### [Extrait de page]
━━━━

Pitch : un couple de jeunes mariés part en voyage de noces dans une belle 404 décapotable. Ise, la mariée, souhaite aller rendre visite à ses deux cousins qui habitent dans un château reculé et qu'elle n'a pas vus depuis des lustres. Arrivée sur place, elle apprend qu'ils sont morts la veille. Pas de chance ! Accueillis par deux étranges servantes, notre jeune couple s'installe au château et réalise assez vite qu'il s'y passe des choses pas très claires, à base de messes noires et d'expéditions nocturnes au cimetière.
Vous l'aurez deviné (ou pas), les deux cousins sont en fait deux anciens chasseurs de vampire qui ont été contaminés à leur tour par la grande prêtresse-vampire Isolde. Ce trio infernal va alors tenter par tous les moyens de vampiriser la jeune et belle mariée. Celle-ci, fascinée par le sang, paraît plus que consentante, au grand dam de son mari à qui elle refuse de se donner. A la fin, tout le monde s'entretue sur la plage de galets de Dieppe. Business as usual.

━━━━

### [Extraits de données]
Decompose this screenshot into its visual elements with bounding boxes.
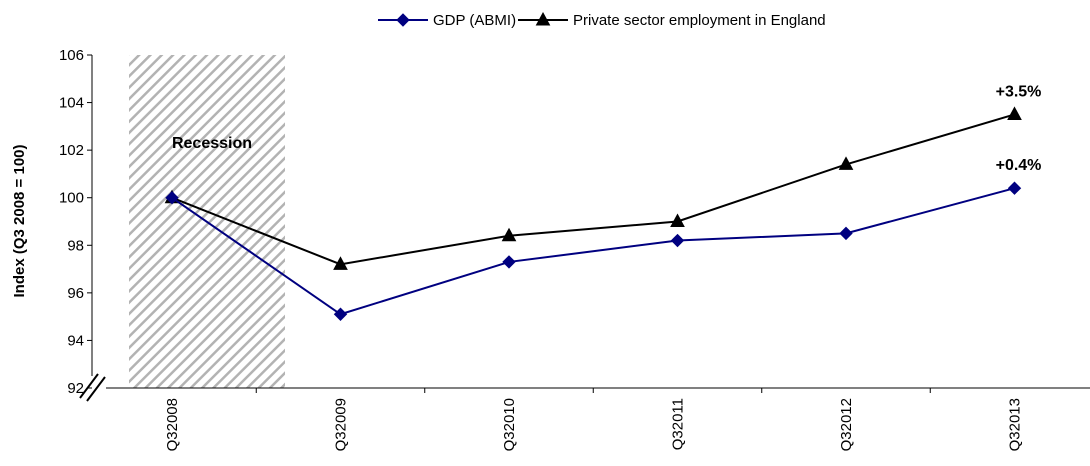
legend: GDP (ABMI) Private sector employment in E…: [378, 11, 826, 29]
y-axis-label: Index (Q3 2008 = 100): [11, 144, 28, 297]
y-tick-label: 98: [67, 237, 84, 254]
series-line: [171, 187, 1015, 316]
y-tick-label: 92: [67, 380, 84, 397]
gdp-point: [670, 233, 685, 248]
employment-point: [1007, 106, 1022, 120]
x-ticks: Q32008 Q32009 Q32010 Q32011 Q32012 Q32013: [164, 388, 1024, 451]
x-tick-label: Q32008: [164, 398, 181, 451]
x-tick-label: Q32010: [501, 398, 518, 451]
x-tick-label: Q32012: [838, 398, 855, 451]
employment-point: [333, 256, 348, 270]
legend-marker: [396, 13, 410, 27]
x-tick-label: Q32009: [333, 398, 350, 451]
legend-label: Private sector employment in England: [573, 12, 826, 29]
data-annotation: +3.5%: [996, 83, 1042, 100]
x-tick-label: Q32013: [1007, 398, 1024, 451]
employment-point: [501, 227, 517, 242]
annotations: +3.5% +0.4%: [996, 83, 1042, 174]
x-tick-label: Q32011: [670, 398, 687, 450]
y-tick-label: 94: [67, 332, 84, 349]
gdp-point: [333, 307, 348, 321]
gdp-point: [165, 191, 179, 205]
y-tick-label: 102: [59, 142, 84, 159]
data-annotation: +0.4%: [996, 157, 1042, 174]
y-tick-label: 96: [67, 285, 84, 302]
legend-label: GDP (ABMI): [433, 12, 516, 29]
recession-label: Recession: [172, 135, 252, 152]
y-ticks: 92 94 96 98 100 102 104 106: [59, 47, 92, 397]
series-line: [171, 113, 1015, 266]
gdp-point: [839, 226, 853, 241]
y-tick-label: 104: [59, 95, 84, 112]
series-layer: [164, 106, 1022, 321]
gdp-point: [1007, 181, 1022, 195]
employment-point: [670, 213, 685, 227]
y-tick-label: 100: [59, 190, 84, 207]
legend-marker: [535, 11, 551, 26]
gdp-point: [502, 255, 516, 269]
employment-point: [838, 156, 854, 170]
y-tick-label: 106: [59, 47, 84, 64]
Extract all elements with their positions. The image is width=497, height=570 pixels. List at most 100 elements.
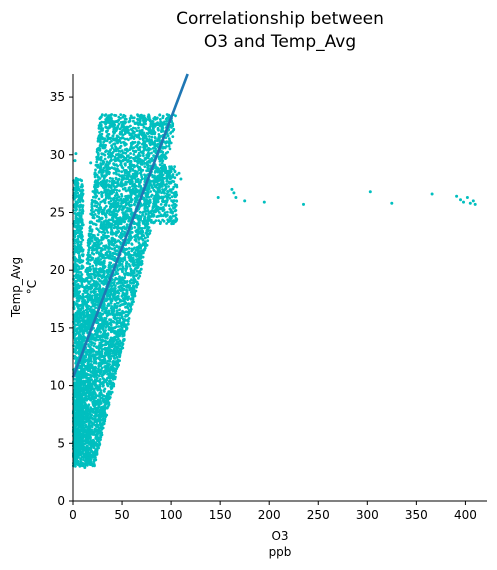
scatter-point	[86, 241, 90, 245]
scatter-point	[104, 367, 108, 371]
scatter-point	[107, 235, 110, 238]
scatter-point	[112, 162, 115, 166]
scatter-point	[137, 148, 140, 152]
scatter-point	[117, 122, 121, 126]
scatter-point	[100, 127, 104, 131]
scatter-point	[147, 204, 151, 208]
scatter-point	[85, 352, 88, 355]
scatter-point	[116, 204, 119, 208]
scatter-point	[115, 234, 118, 237]
scatter-point	[103, 316, 106, 320]
scatter-point	[102, 273, 106, 276]
scatter-point	[109, 113, 113, 117]
scatter-point	[111, 154, 114, 158]
scatter-point	[110, 139, 113, 143]
scatter-point	[105, 204, 108, 208]
scatter-point	[88, 226, 92, 230]
scatter-point	[121, 177, 124, 181]
scatter-point	[136, 180, 140, 184]
scatter-point	[117, 169, 121, 173]
scatter-point	[90, 249, 94, 252]
scatter-point	[117, 285, 121, 289]
scatter-point	[117, 159, 120, 162]
scatter-point	[110, 183, 114, 186]
scatter-point	[143, 162, 147, 165]
scatter-point	[102, 140, 105, 144]
scatter-point	[121, 334, 124, 338]
scatter-point	[103, 417, 107, 421]
scatter-point	[93, 375, 96, 379]
scatter-point	[121, 166, 125, 170]
scatter-point	[93, 234, 96, 237]
scatter-point	[89, 275, 93, 279]
scatter-point	[110, 339, 114, 343]
scatter-point	[100, 174, 104, 178]
scatter-point	[146, 239, 150, 243]
scatter-point	[87, 324, 90, 327]
scatter-point	[138, 137, 142, 141]
scatter-point	[103, 157, 107, 161]
scatter-point	[161, 116, 165, 120]
scatter-point	[94, 208, 98, 212]
scatter-point	[97, 126, 101, 130]
scatter-point	[93, 260, 96, 264]
scatter-point	[130, 249, 134, 253]
scatter-point	[85, 413, 88, 416]
scatter-point	[107, 302, 110, 306]
scatter-point	[102, 174, 106, 178]
scatter-point	[102, 266, 106, 270]
scatter-point	[87, 273, 90, 277]
scatter-point	[88, 285, 92, 289]
scatter-point	[98, 393, 102, 397]
scatter-point	[133, 156, 137, 160]
scatter-point	[104, 321, 108, 325]
scatter-point	[88, 363, 92, 366]
scatter-point	[117, 245, 121, 249]
scatter-point	[112, 349, 115, 353]
scatter-point	[88, 351, 92, 354]
scatter-point	[171, 135, 175, 139]
scatter-point	[106, 152, 110, 156]
scatter-point	[111, 134, 115, 138]
scatter-point	[121, 278, 125, 282]
scatter-point	[99, 155, 103, 159]
scatter-point	[98, 169, 102, 173]
scatter-point	[144, 135, 148, 138]
scatter-point	[105, 413, 109, 417]
scatter-point	[115, 367, 119, 370]
scatter-point	[108, 251, 112, 255]
scatter-point	[105, 306, 108, 310]
scatter-point	[96, 233, 100, 237]
scatter-point	[107, 172, 111, 176]
scatter-point	[124, 285, 128, 288]
scatter-point	[95, 346, 99, 349]
scatter-point	[96, 151, 100, 155]
scatter-point	[90, 205, 94, 209]
scatter-point	[137, 126, 140, 130]
scatter-point	[134, 229, 138, 233]
scatter-point	[152, 154, 156, 158]
scatter-point	[110, 281, 114, 285]
scatter-point	[172, 128, 176, 132]
scatter-point	[144, 212, 148, 216]
scatter-point	[119, 113, 123, 116]
scatter-point	[102, 330, 106, 333]
scatter-point	[152, 202, 155, 206]
scatter-point	[134, 199, 138, 203]
scatter-point	[102, 422, 106, 426]
scatter-point	[115, 355, 119, 359]
scatter-point	[82, 289, 86, 293]
scatter-point	[105, 130, 108, 134]
scatter-point	[133, 184, 137, 188]
scatter-point	[112, 190, 116, 194]
scatter-point	[158, 113, 162, 117]
scatter-point	[114, 114, 118, 117]
scatter-point	[106, 376, 109, 380]
scatter-point	[149, 229, 152, 233]
scatter-point	[94, 201, 98, 205]
scatter-point	[114, 349, 118, 353]
scatter-point	[108, 180, 111, 183]
scatter-point	[87, 403, 91, 407]
scatter-point	[149, 200, 152, 204]
scatter-point	[109, 261, 113, 265]
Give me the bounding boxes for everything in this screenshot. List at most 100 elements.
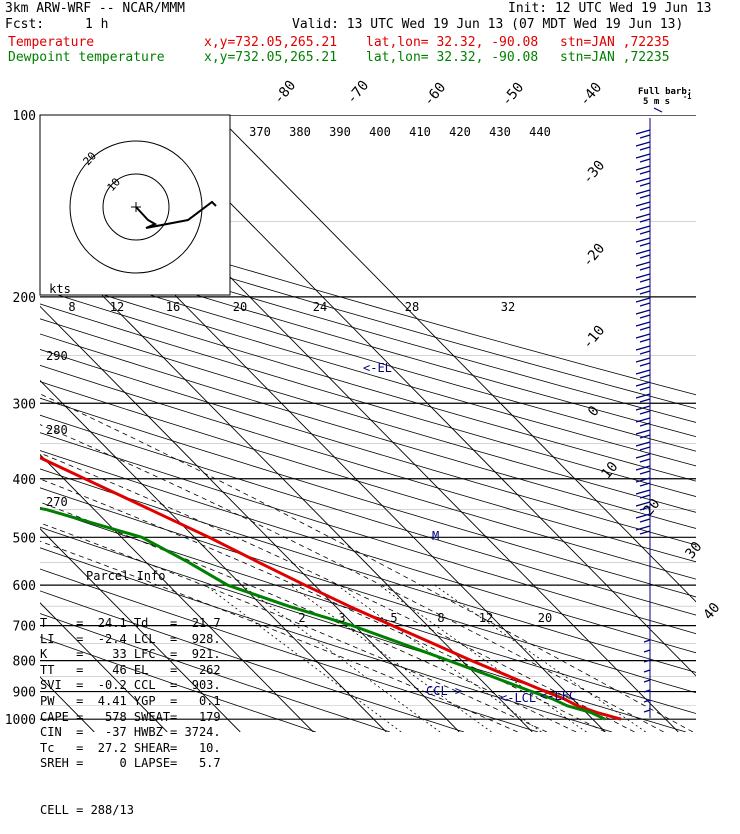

━━━━

Recopiez sans rien changer le passage du résumé du film qui commence à « Vous l'aurez deviné » et se termine à « Business as usual. ».

### [Corrigé]
Vous l'aurez deviné (ou pas), les deux cousins sont en fait deux anciens chasseurs de vampire qui ont été contaminés à leur tour par la grande prêtresse-vampire Isolde. Ce trio infernal va alors tenter par tous les moyens de vampiriser la jeune et belle mariée. Celle-ci, fascinée par le sang, paraît plus que consentante, au grand dam de son mari à qui elle refuse de se donner. A la fin, tout le monde s'entretue sur la plage de galets de Dieppe. Business as usual.